Start of GIVEN DATA

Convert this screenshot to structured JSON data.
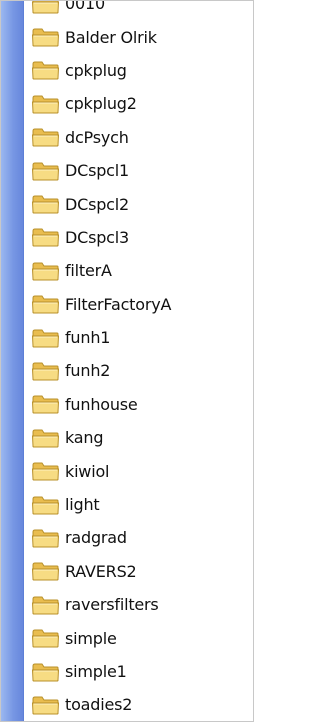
{
  "folders": [
    {
      "name": "0010"
    },
    {
      "name": "Balder Olrik"
    },
    {
      "name": "cpkplug"
    },
    {
      "name": "cpkplug2"
    },
    {
      "name": "dcPsych"
    },
    {
      "name": "DCspcl1"
    },
    {
      "name": "DCspcl2"
    },
    {
      "name": "DCspcl3"
    },
    {
      "name": "filterA"
    },
    {
      "name": "FilterFactoryA"
    },
    {
      "name": "funh1"
    },
    {
      "name": "funh2"
    },
    {
      "name": "funhouse"
    },
    {
      "name": "kang"
    },
    {
      "name": "kiwiol"
    },
    {
      "name": "light"
    },
    {
      "name": "radgrad"
    },
    {
      "name": "RAVERS2"
    },
    {
      "name": "raversfilters"
    },
    {
      "name": "simple"
    },
    {
      "name": "simple1"
    },
    {
      "name": "toadies2"
    }
  ],
  "icon": "folder-icon",
  "colors": {
    "sidebar": "#7797e4",
    "folder_fill": "#f5d77a",
    "folder_stroke": "#b8902a"
  }
}
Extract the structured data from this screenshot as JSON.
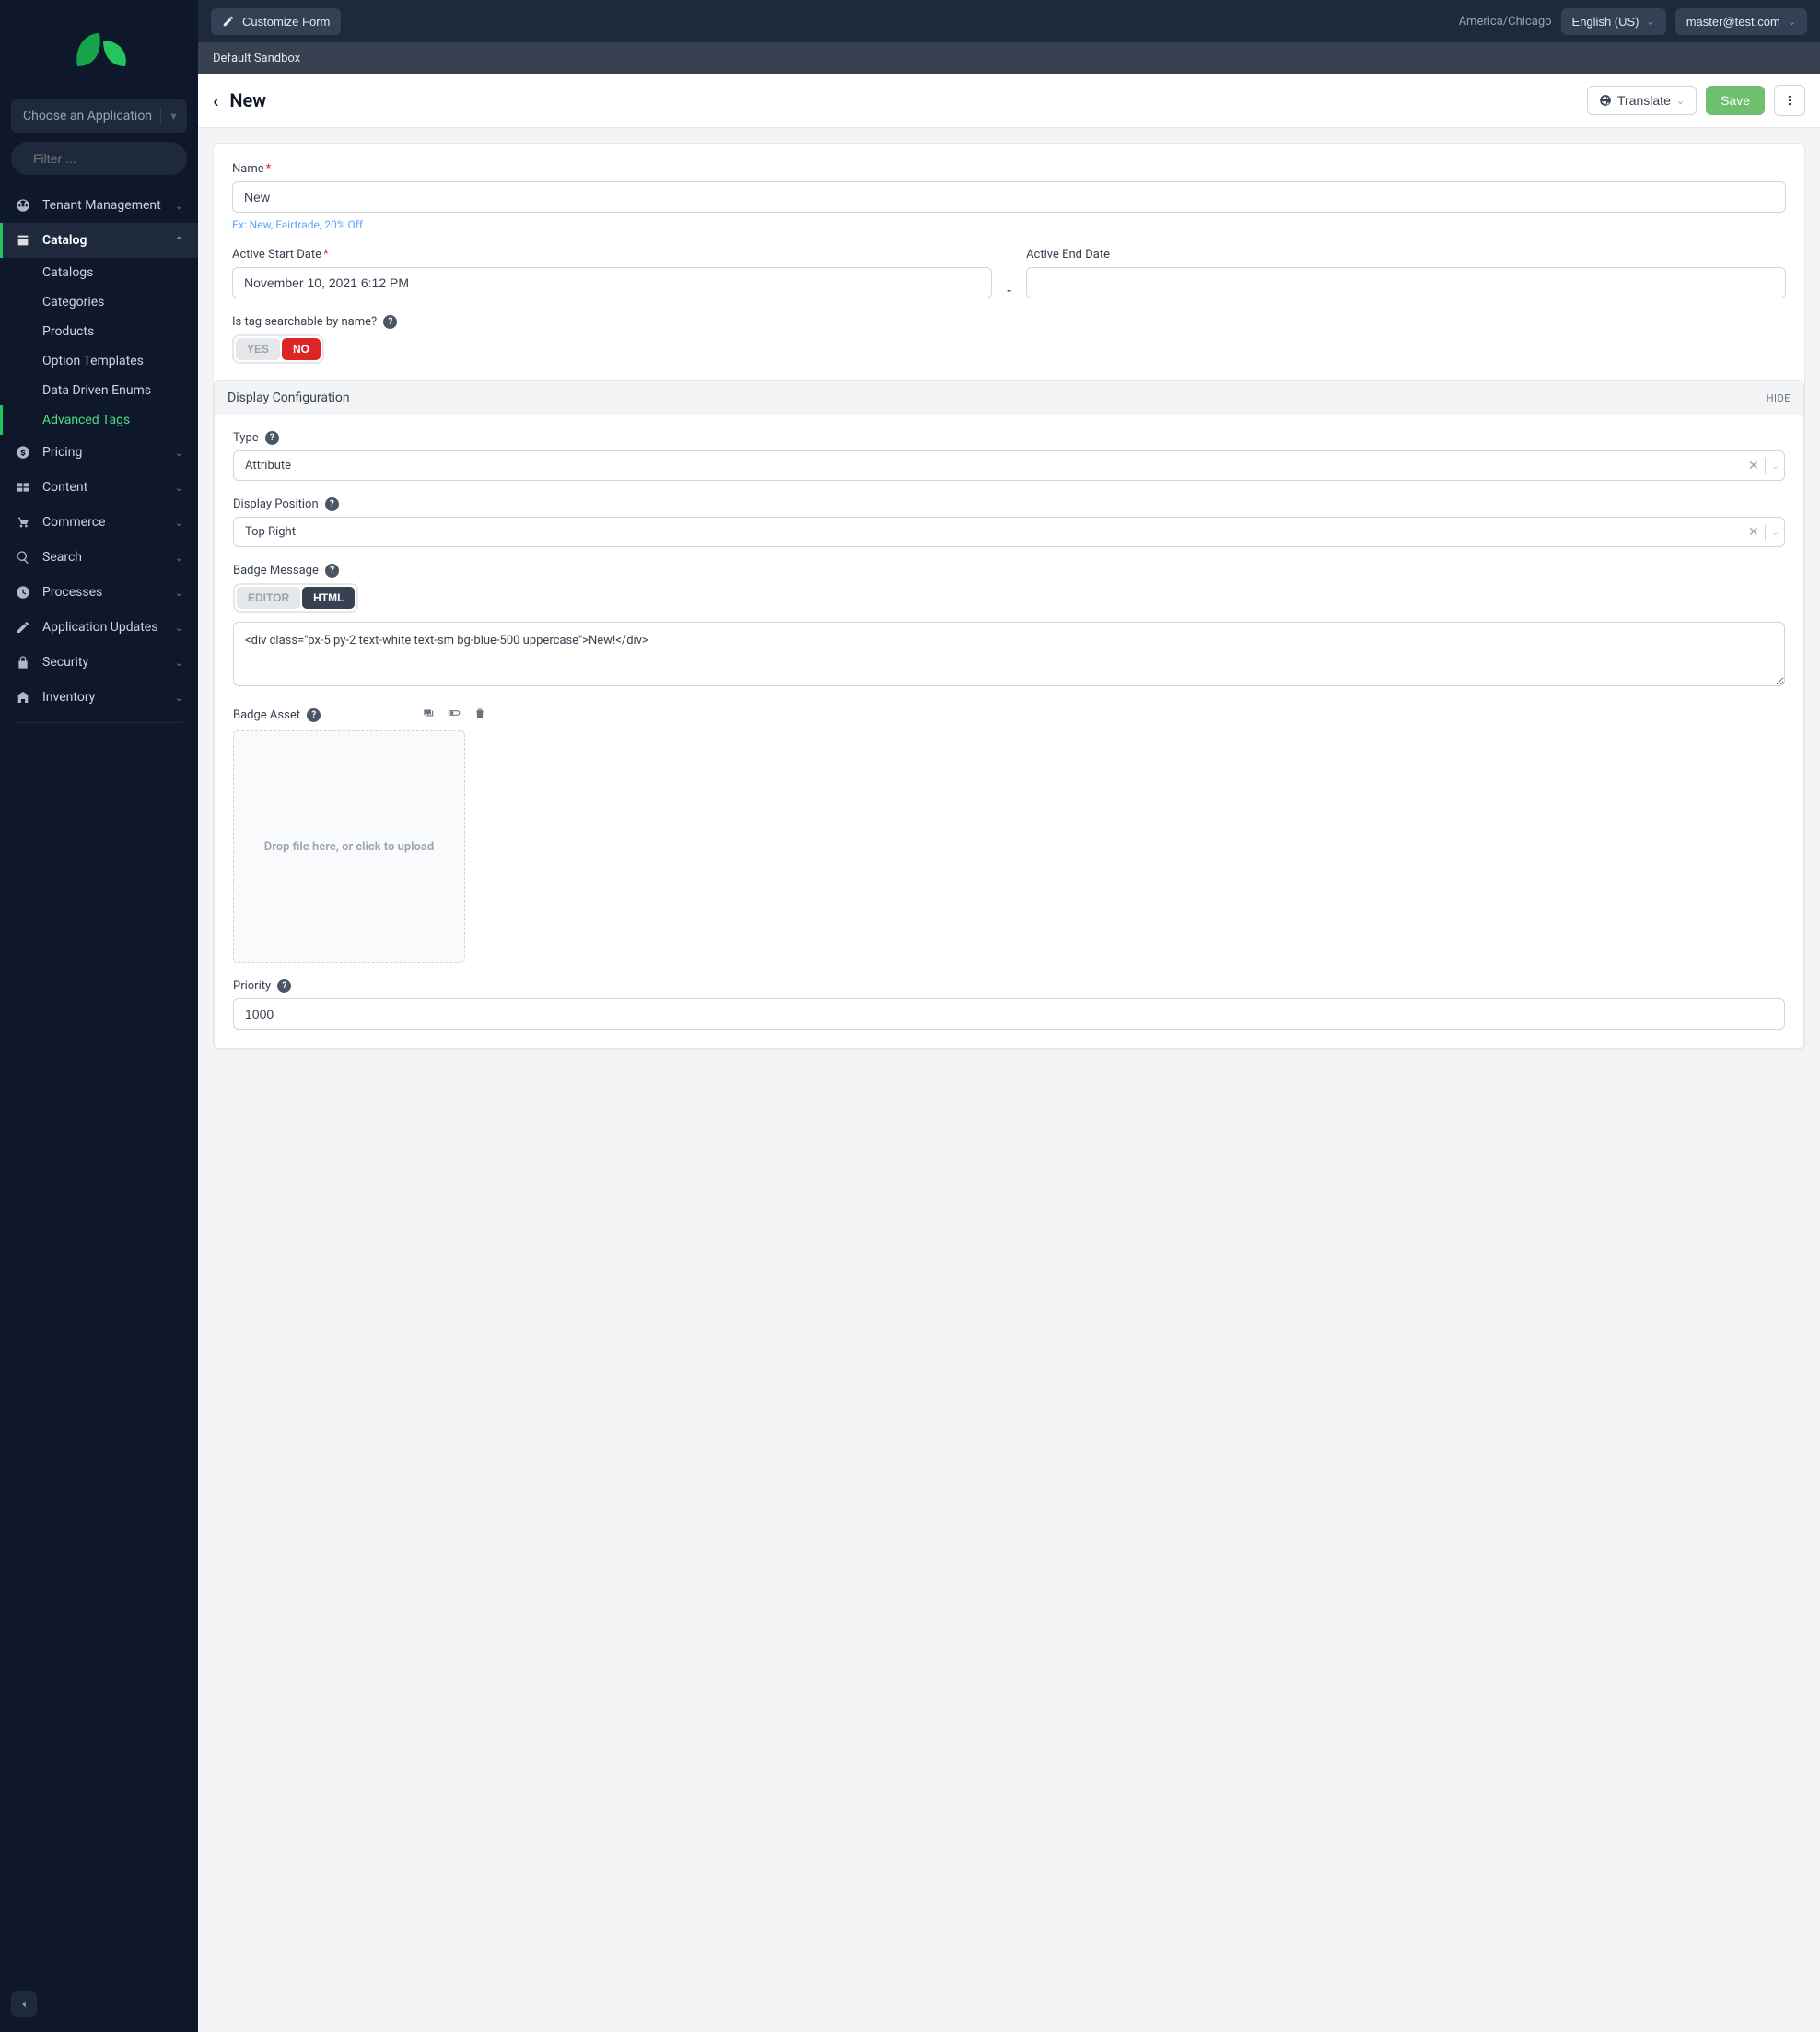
{
  "topbar": {
    "customize": "Customize Form",
    "timezone": "America/Chicago",
    "locale": "English (US)",
    "user": "master@test.com"
  },
  "context": "Default Sandbox",
  "pageHeader": {
    "title": "New",
    "translate": "Translate",
    "save": "Save"
  },
  "sidebar": {
    "appSelectPlaceholder": "Choose an Application",
    "filterPlaceholder": "Filter ...",
    "items": {
      "tenant": "Tenant Management",
      "catalog": "Catalog",
      "pricing": "Pricing",
      "content": "Content",
      "commerce": "Commerce",
      "search": "Search",
      "processes": "Processes",
      "appUpdates": "Application Updates",
      "security": "Security",
      "inventory": "Inventory"
    },
    "catalogSub": {
      "catalogs": "Catalogs",
      "categories": "Categories",
      "products": "Products",
      "optionTemplates": "Option Templates",
      "dataDriven": "Data Driven Enums",
      "advancedTags": "Advanced Tags"
    }
  },
  "form": {
    "nameLabel": "Name",
    "nameValue": "New",
    "nameHint": "Ex: New, Fairtrade, 20% Off",
    "startLabel": "Active Start Date",
    "startValue": "November 10, 2021 6:12 PM",
    "endLabel": "Active End Date",
    "endValue": "",
    "searchableLabel": "Is tag searchable by name?",
    "yes": "YES",
    "no": "NO"
  },
  "display": {
    "sectionTitle": "Display Configuration",
    "hide": "HIDE",
    "typeLabel": "Type",
    "typeValue": "Attribute",
    "positionLabel": "Display Position",
    "positionValue": "Top Right",
    "badgeMsgLabel": "Badge Message",
    "editor": "EDITOR",
    "html": "HTML",
    "badgeHtml": "<div class=\"px-5 py-2 text-white text-sm bg-blue-500 uppercase\">New!</div>",
    "badgeAssetLabel": "Badge Asset",
    "dropzone": "Drop file here, or click to upload",
    "priorityLabel": "Priority",
    "priorityValue": "1000"
  }
}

End of GIVEN DATA

• [WORK INSTRUCTIONS]:
Transcribe each line above verbatim, with the pictures left out.

• [ANSWER FOR THE TASK]:
Convert this screenshot to structured JSON data.
{
  "folders": [
    {
      "name": "0010"
    },
    {
      "name": "Balder Olrik"
    },
    {
      "name": "cpkplug"
    },
    {
      "name": "cpkplug2"
    },
    {
      "name": "dcPsych"
    },
    {
      "name": "DCspcl1"
    },
    {
      "name": "DCspcl2"
    },
    {
      "name": "DCspcl3"
    },
    {
      "name": "filterA"
    },
    {
      "name": "FilterFactoryA"
    },
    {
      "name": "funh1"
    },
    {
      "name": "funh2"
    },
    {
      "name": "funhouse"
    },
    {
      "name": "kang"
    },
    {
      "name": "kiwiol"
    },
    {
      "name": "light"
    },
    {
      "name": "radgrad"
    },
    {
      "name": "RAVERS2"
    },
    {
      "name": "raversfilters"
    },
    {
      "name": "simple"
    },
    {
      "name": "simple1"
    },
    {
      "name": "toadies2"
    }
  ],
  "icon": "folder-icon",
  "colors": {
    "sidebar": "#7797e4",
    "folder_fill": "#f5d77a",
    "folder_stroke": "#b8902a"
  }
}
Extract the structured data from this screenshot as JSON.
{
  "topbar": {
    "customize": "Customize Form",
    "timezone": "America/Chicago",
    "locale": "English (US)",
    "user": "master@test.com"
  },
  "context": "Default Sandbox",
  "pageHeader": {
    "title": "New",
    "translate": "Translate",
    "save": "Save"
  },
  "sidebar": {
    "appSelectPlaceholder": "Choose an Application",
    "filterPlaceholder": "Filter ...",
    "items": {
      "tenant": "Tenant Management",
      "catalog": "Catalog",
      "pricing": "Pricing",
      "content": "Content",
      "commerce": "Commerce",
      "search": "Search",
      "processes": "Processes",
      "appUpdates": "Application Updates",
      "security": "Security",
      "inventory": "Inventory"
    },
    "catalogSub": {
      "catalogs": "Catalogs",
      "categories": "Categories",
      "products": "Products",
      "optionTemplates": "Option Templates",
      "dataDriven": "Data Driven Enums",
      "advancedTags": "Advanced Tags"
    }
  },
  "form": {
    "nameLabel": "Name",
    "nameValue": "New",
    "nameHint": "Ex: New, Fairtrade, 20% Off",
    "startLabel": "Active Start Date",
    "startValue": "November 10, 2021 6:12 PM",
    "endLabel": "Active End Date",
    "endValue": "",
    "searchableLabel": "Is tag searchable by name?",
    "yes": "YES",
    "no": "NO"
  },
  "display": {
    "sectionTitle": "Display Configuration",
    "hide": "HIDE",
    "typeLabel": "Type",
    "typeValue": "Attribute",
    "positionLabel": "Display Position",
    "positionValue": "Top Right",
    "badgeMsgLabel": "Badge Message",
    "editor": "EDITOR",
    "html": "HTML",
    "badgeHtml": "<div class=\"px-5 py-2 text-white text-sm bg-blue-500 uppercase\">New!</div>",
    "badgeAssetLabel": "Badge Asset",
    "dropzone": "Drop file here, or click to upload",
    "priorityLabel": "Priority",
    "priorityValue": "1000"
  }
}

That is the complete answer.